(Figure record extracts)

::::

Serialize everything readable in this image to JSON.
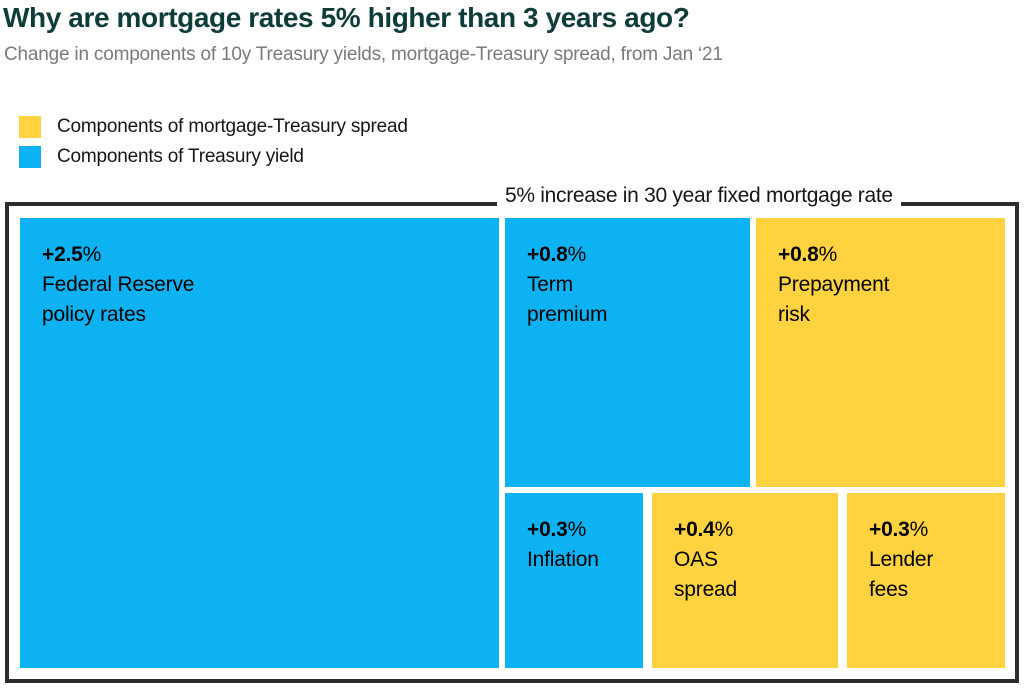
{
  "header": {
    "title": "Why are mortgage rates 5% higher than 3 years ago?",
    "subtitle": "Change in components of 10y Treasury yields, mortgage-Treasury spread, from Jan ‘21"
  },
  "legend": {
    "items": [
      {
        "label": "Components of mortgage-Treasury spread",
        "color": "#ffd23f"
      },
      {
        "label": "Components of Treasury yield",
        "color": "#0db2f3"
      }
    ]
  },
  "chart_data": {
    "type": "treemap",
    "annotation": "5% increase in 30 year fixed mortgage rate",
    "groups": [
      {
        "name": "Components of mortgage-Treasury spread",
        "color": "#ffd23f"
      },
      {
        "name": "Components of Treasury yield",
        "color": "#0db2f3"
      }
    ],
    "blocks": [
      {
        "id": "federal-reserve-policy-rates",
        "group": "Treasury yield",
        "value": 2.5,
        "display_value": "+2.5",
        "unit": "%",
        "line1": "Federal Reserve",
        "line2": "policy rates",
        "color": "#0db2f3"
      },
      {
        "id": "term-premium",
        "group": "Treasury yield",
        "value": 0.8,
        "display_value": "+0.8",
        "unit": "%",
        "line1": "Term",
        "line2": "premium",
        "color": "#0db2f3"
      },
      {
        "id": "prepayment-risk",
        "group": "mortgage-Treasury spread",
        "value": 0.8,
        "display_value": "+0.8",
        "unit": "%",
        "line1": "Prepayment",
        "line2": "risk",
        "color": "#ffd23f"
      },
      {
        "id": "inflation",
        "group": "Treasury yield",
        "value": 0.3,
        "display_value": "+0.3",
        "unit": "%",
        "line1": "Inflation",
        "line2": "",
        "color": "#0db2f3"
      },
      {
        "id": "oas-spread",
        "group": "mortgage-Treasury spread",
        "value": 0.4,
        "display_value": "+0.4",
        "unit": "%",
        "line1": "OAS",
        "line2": "spread",
        "color": "#ffd23f"
      },
      {
        "id": "lender-fees",
        "group": "mortgage-Treasury spread",
        "value": 0.3,
        "display_value": "+0.3",
        "unit": "%",
        "line1": "Lender",
        "line2": "fees",
        "color": "#ffd23f"
      }
    ]
  }
}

::::

Copy each line that contains the word "label".

▸ RESULT OF THIS TASK:
        "label": "Components of mortgage-Treasury spread",
        "label": "Components of Treasury yield",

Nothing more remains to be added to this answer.